>> Start EXCERPT
Statement of theorem:
Let $f:\mathbb R^n \to \mathbb R \cup \{ \infty \}$ be a proper convex function. Suppose that $\bar x$ belongs to the interior of the effective domain of $f$ and that $\inf_{x \in \mathbb R^n} f(x) < f(\bar x)$. If
$$
C = \{ x \in \mathbb R^n \mid f(x) \leq f(\bar x) \}
$$
then
$$
N_C(\bar x) = \mathbb R^+ \partial f(\bar x) = \{ t g \mid t \geq 0, g \in \partial f(\bar x) \}.
$$
Here $N_C(\bar x)$ is the normal cone to $C$ at $\bar x$.
Proof strategy:
We can prove this theorem in the following steps.
We'll first show that the tangent cone to $C$ at $\bar x$ is
$$
\tag{$\spadesuit$} T_C(\bar x) = \{ v \in \mathbb R^n \mid D_v f(\bar x) \leq 0\}.
$$
Because $\bar x$ is in the interior of the effective domain of $f$, we have that $\partial f(\bar x)$ is nonempty and compact and
$$
D_v f(\bar x) = \max_{g \in \partial f(\bar x)} \langle g, v \rangle \qquad \text{for any } v \in \mathbb R^n.
$$
We notice that
\begin{align}
\{ v \in \mathbb R^n \mid D_v f(\bar x) \leq 0 \} &=
\{ v \in \mathbb R^n \mid \langle g, v \rangle \leq 0 \text{ for all } g \in \partial f(\bar x) \} \\
&= \{ v \in \mathbb R^n \mid \langle tg, v \rangle \leq 0 \text{ for all } g \in \partial f(\bar x), t \geq 0 \} \\
\tag{$\clubsuit$}&= \left( \mathbb R^+ \partial f(\bar x) \right)^\circ.
>> End EXCERPT
>> Start PROVIDED DATA
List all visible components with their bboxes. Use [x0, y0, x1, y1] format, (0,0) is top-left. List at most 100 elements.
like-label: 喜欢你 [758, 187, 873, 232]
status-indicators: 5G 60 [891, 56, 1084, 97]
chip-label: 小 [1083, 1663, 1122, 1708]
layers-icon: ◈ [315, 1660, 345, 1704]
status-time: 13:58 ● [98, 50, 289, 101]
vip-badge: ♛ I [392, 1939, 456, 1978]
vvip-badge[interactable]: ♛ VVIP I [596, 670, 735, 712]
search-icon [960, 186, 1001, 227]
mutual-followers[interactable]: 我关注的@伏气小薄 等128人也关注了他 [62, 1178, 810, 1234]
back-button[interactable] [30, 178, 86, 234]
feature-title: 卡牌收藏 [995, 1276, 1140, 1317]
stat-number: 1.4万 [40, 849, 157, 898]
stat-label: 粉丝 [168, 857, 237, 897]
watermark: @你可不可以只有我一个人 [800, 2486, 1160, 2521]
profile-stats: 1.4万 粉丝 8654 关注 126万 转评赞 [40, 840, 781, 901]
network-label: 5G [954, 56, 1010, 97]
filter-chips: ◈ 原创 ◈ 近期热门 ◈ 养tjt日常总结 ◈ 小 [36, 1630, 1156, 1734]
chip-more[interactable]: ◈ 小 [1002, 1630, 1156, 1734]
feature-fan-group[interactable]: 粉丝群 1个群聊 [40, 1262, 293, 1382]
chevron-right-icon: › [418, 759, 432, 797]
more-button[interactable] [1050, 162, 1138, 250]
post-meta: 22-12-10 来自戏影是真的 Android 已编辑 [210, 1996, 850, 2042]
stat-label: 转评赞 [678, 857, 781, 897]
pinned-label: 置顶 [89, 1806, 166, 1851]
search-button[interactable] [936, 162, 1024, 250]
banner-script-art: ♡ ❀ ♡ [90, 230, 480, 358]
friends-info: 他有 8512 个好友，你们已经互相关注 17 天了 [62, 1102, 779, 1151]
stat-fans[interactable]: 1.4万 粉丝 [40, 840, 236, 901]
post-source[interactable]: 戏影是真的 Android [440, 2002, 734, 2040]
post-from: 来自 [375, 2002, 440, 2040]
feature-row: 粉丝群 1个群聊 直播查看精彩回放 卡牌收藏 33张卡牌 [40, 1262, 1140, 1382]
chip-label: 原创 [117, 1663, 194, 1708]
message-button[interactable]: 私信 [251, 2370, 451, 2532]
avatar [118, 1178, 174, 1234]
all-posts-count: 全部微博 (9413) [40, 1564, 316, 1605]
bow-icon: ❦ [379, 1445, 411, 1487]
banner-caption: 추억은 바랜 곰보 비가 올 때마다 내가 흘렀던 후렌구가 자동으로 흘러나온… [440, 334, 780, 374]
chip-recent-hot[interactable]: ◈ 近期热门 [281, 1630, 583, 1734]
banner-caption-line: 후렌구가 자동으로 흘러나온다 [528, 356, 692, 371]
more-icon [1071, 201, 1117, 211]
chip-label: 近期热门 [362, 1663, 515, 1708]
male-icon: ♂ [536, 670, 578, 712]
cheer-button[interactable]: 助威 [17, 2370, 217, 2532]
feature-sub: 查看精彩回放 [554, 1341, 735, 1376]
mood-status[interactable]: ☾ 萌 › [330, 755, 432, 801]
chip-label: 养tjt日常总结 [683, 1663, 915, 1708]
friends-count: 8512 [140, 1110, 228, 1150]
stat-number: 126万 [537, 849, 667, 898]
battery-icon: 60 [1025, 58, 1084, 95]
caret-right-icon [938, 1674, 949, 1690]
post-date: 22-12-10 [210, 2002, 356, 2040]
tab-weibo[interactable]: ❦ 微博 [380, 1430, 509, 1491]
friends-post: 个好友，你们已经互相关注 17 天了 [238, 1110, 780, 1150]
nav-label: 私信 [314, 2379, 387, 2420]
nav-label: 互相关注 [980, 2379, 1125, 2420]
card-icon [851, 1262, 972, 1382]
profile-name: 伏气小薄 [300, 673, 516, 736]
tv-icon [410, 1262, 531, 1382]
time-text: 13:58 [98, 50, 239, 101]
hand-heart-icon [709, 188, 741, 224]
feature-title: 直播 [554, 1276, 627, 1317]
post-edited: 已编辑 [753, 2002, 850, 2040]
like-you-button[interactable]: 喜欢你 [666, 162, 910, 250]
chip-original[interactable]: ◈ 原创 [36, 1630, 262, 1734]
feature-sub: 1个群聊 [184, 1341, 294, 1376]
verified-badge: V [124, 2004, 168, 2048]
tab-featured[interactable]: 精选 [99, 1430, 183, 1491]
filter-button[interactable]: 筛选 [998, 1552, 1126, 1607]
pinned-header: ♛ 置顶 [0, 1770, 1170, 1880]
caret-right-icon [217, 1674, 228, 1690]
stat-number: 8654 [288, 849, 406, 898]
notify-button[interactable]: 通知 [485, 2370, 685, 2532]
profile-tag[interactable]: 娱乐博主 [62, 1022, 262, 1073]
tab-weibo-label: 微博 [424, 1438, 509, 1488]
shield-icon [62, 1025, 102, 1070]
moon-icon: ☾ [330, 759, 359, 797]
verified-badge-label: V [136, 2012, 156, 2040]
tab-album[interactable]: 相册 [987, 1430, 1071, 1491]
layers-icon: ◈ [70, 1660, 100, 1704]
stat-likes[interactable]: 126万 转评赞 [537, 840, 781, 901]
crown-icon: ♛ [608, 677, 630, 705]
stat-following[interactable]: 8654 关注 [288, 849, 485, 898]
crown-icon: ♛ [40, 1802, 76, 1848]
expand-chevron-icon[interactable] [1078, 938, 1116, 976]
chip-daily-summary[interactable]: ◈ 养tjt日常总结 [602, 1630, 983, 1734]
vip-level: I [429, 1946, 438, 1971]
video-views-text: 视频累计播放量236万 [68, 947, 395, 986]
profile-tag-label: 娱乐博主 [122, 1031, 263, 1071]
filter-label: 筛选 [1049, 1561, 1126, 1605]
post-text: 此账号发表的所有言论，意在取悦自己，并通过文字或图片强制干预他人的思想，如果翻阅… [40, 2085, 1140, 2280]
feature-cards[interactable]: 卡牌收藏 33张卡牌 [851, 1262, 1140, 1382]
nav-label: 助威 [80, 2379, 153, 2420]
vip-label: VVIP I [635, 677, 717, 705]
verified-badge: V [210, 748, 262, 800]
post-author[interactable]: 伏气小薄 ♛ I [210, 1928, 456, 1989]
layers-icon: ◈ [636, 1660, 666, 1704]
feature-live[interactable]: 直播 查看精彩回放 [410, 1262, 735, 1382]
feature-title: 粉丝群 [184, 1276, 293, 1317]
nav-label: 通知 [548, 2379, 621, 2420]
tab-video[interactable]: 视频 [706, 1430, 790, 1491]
>> End PROVIDED DATA
SET PROBLEM 1: Edit everything in the normal cone proof from "We'll first show" down to "v \in \mathbb R^n." so that "nonempty" reads "non-empty", and write out that whole stretch.
SET PROBLEM 2: Please pick up the normal cone proof where it stops and carry the argument on.
None of these lines are needed for the work.

RIGHT ANSWER 1:
We'll first show that the tangent cone to $C$ at $\bar x$ is
$$
\tag{$\spadesuit$} T_C(\bar x) = \{ v \in \mathbb R^n \mid D_v f(\bar x) \leq 0\}.
$$
Because $\bar x$ is in the interior of the effective domain of $f$, we have that $\partial f(\bar x)$ is non-empty and compact and
$$
D_v f(\bar x) = \max_{g \in \partial f(\bar x)} \langle g, v \rangle \qquad \text{for any } v \in \mathbb R^n.

RIGHT ANSWER 2:
\end{align}
Here
$$
\mathbb R^+ \partial f(\bar x) = \{ t g \mid g \in \partial g(\bar x) \}
$$
is the convex cone generated by $\partial f(\bar x)$.
Because $\partial f(\bar x)$ is compact, the set $\mathbb R^+ \partial f(\bar x)$ is in fact a closed convex cone.
Putting the above pieces together, we see that
\begin{align}
N_C(\bar x) &= T_C(\bar x)^\circ \\
&=
\{ v \in \mathbb R^n \mid D_v f(\bar x) \leq 0 \}^\circ \\
&= \left(\mathbb R^+ \partial f(\bar x) \right)^{\circ \circ} \\
&= \mathbb R^+ \partial f(\bar x).
\end{align}
This is what we wanted to show.
Proof details: Steps 2 and 3 above are already complete. We only need to provide details for step 1.
Equation ($\spadesuit$) seems plausible. Certainly if $v$ is a feasible direction for $C$ at $\bar x$ then $D_vf(\bar x) \leq 0$. Indeed, if $f(\bar x + tv) \leq f(\bar x)$ for all sufficiently small positive $t$, then
$$
D_v f(\bar x) = \lim_{t \to 0^+} \frac{f(\bar x + tv) - f(\bar x)}{t} \leq 0.
$$
Because the function $v \mapsto D_v f(\bar x)$ is continuous, it follows that if $v$ is a limit of feasible directions then $D_v f(\bar x) \leq 0$. Thus,
$$
\tag{1} T_C(\bar x) \subset \{ v \in \mathbb R^n \mid D_v f(\bar x) \leq 0\}.
$$
The only challenge is to prove the reverse inclusion.
Let
$$
S = \{ v \in \mathbb R^n \mid D_v f(\bar x) < 0 \}.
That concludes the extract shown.